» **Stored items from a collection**
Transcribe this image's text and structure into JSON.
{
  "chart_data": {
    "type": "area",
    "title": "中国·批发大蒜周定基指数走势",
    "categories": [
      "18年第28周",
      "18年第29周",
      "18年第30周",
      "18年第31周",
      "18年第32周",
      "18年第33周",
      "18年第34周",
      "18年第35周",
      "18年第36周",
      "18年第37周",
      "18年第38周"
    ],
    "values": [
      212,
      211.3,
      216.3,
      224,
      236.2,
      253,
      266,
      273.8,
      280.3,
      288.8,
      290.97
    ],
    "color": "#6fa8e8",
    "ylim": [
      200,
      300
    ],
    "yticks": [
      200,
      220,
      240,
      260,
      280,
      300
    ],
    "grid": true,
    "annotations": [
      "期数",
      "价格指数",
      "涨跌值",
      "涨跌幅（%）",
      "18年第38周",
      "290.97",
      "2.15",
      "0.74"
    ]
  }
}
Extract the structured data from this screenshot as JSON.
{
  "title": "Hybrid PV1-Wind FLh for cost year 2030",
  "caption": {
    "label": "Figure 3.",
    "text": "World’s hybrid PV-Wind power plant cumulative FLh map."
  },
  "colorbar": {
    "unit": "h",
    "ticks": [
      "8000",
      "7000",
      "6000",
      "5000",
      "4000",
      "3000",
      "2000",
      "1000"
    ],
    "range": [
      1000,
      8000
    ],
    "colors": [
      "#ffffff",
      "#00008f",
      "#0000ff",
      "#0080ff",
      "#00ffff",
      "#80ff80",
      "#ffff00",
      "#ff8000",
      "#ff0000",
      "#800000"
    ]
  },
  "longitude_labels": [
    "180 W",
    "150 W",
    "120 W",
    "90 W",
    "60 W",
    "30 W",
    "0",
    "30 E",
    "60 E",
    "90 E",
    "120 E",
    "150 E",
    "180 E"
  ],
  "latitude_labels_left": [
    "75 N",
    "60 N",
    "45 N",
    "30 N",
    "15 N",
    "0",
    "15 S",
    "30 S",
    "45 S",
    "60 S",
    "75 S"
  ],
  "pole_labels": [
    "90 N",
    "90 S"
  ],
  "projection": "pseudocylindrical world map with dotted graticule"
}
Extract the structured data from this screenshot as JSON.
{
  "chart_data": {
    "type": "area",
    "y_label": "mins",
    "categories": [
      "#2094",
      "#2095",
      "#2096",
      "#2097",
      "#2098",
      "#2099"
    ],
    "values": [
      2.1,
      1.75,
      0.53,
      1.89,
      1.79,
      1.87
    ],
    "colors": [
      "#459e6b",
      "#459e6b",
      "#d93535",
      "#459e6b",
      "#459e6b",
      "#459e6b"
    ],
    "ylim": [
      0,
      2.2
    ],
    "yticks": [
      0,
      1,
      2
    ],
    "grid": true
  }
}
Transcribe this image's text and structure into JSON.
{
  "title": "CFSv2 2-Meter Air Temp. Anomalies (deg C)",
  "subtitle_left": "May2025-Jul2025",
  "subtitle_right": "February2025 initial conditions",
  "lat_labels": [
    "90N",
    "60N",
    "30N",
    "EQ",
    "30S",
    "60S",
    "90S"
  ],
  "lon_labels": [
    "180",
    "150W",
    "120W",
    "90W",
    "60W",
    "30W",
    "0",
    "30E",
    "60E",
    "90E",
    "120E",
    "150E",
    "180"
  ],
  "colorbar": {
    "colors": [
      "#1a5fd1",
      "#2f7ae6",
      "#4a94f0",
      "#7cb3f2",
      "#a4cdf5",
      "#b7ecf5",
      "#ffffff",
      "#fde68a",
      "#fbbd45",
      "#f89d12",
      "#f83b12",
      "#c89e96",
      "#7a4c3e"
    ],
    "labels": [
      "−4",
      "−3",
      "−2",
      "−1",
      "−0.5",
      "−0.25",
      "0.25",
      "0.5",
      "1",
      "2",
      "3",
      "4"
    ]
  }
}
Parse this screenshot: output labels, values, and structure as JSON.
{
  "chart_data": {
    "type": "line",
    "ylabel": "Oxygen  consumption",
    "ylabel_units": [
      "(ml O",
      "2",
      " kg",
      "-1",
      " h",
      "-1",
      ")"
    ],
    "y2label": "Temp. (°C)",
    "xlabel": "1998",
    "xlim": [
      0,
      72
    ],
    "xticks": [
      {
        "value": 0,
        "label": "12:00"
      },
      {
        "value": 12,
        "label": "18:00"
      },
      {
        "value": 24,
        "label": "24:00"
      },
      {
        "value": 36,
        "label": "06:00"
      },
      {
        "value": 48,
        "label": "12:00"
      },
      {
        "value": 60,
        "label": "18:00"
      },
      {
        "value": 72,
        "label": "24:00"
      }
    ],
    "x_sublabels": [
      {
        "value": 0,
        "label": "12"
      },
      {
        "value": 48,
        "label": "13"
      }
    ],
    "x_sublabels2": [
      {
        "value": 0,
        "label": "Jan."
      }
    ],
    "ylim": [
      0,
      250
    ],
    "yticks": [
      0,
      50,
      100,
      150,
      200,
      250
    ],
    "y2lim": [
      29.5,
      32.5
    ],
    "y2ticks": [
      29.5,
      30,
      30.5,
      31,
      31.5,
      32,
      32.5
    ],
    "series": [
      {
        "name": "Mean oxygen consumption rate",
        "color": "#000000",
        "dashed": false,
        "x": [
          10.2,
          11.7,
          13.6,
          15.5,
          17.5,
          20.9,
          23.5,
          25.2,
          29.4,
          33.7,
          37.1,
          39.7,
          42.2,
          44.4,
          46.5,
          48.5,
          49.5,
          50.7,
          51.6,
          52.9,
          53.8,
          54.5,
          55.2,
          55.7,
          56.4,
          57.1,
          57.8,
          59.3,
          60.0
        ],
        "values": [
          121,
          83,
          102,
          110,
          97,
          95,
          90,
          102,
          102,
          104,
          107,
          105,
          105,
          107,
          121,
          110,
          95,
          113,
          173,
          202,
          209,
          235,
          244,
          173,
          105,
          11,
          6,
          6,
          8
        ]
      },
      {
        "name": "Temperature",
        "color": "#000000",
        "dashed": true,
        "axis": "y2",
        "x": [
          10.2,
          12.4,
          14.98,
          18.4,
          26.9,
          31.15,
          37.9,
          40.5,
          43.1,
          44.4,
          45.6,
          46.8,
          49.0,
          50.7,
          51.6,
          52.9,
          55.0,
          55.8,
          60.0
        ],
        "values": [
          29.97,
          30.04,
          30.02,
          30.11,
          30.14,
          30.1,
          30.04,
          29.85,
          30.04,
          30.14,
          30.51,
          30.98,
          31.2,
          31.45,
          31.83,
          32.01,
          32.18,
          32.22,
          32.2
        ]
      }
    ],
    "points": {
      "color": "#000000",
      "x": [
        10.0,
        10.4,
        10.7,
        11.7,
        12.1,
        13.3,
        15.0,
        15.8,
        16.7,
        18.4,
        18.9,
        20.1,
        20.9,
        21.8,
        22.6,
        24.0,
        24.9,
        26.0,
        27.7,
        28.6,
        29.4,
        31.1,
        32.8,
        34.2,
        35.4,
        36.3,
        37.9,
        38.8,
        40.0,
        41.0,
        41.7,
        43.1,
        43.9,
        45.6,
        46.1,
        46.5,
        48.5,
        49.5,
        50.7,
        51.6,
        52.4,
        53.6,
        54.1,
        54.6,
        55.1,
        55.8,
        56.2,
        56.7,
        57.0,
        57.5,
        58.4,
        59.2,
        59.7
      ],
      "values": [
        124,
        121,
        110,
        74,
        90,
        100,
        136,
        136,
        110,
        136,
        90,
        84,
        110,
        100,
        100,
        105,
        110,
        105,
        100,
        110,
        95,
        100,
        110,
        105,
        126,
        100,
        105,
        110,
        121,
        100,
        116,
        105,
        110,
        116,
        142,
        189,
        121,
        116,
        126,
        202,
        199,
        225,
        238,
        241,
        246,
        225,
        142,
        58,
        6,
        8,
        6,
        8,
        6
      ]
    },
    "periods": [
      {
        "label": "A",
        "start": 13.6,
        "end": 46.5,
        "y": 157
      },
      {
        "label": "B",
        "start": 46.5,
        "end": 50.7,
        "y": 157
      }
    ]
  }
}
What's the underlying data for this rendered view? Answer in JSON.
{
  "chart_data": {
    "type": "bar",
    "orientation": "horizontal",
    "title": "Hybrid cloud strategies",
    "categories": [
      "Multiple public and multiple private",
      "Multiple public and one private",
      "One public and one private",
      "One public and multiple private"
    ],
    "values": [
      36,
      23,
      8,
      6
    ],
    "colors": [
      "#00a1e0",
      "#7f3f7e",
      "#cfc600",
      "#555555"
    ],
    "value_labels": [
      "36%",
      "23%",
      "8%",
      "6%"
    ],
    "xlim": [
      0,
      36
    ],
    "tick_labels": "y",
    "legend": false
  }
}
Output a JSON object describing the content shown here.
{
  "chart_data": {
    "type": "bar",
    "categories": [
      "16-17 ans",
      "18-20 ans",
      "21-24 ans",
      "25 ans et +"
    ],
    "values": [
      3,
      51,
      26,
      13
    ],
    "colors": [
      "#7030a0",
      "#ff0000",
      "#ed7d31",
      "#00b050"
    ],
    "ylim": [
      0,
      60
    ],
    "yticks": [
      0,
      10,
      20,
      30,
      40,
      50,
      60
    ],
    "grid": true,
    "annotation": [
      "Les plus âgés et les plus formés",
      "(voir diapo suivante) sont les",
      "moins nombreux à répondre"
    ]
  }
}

» **TASK STATEMENT**
Print from the line containing "Output a JSON" to the last line above, exactly as written.

» **TASK RESPONSE**
Output a JSON object describing the content shown here.
{
  "chart_data": {
    "type": "bar",
    "categories": [
      "16-17 ans",
      "18-20 ans",
      "21-24 ans",
      "25 ans et +"
    ],
    "values": [
      3,
      51,
      26,
      13
    ],
    "colors": [
      "#7030a0",
      "#ff0000",
      "#ed7d31",
      "#00b050"
    ],
    "ylim": [
      0,
      60
    ],
    "yticks": [
      0,
      10,
      20,
      30,
      40,
      50,
      60
    ],
    "grid": true,
    "annotation": [
      "Les plus âgés et les plus formés",
      "(voir diapo suivante) sont les",
      "moins nombreux à répondre"
    ]
  }
}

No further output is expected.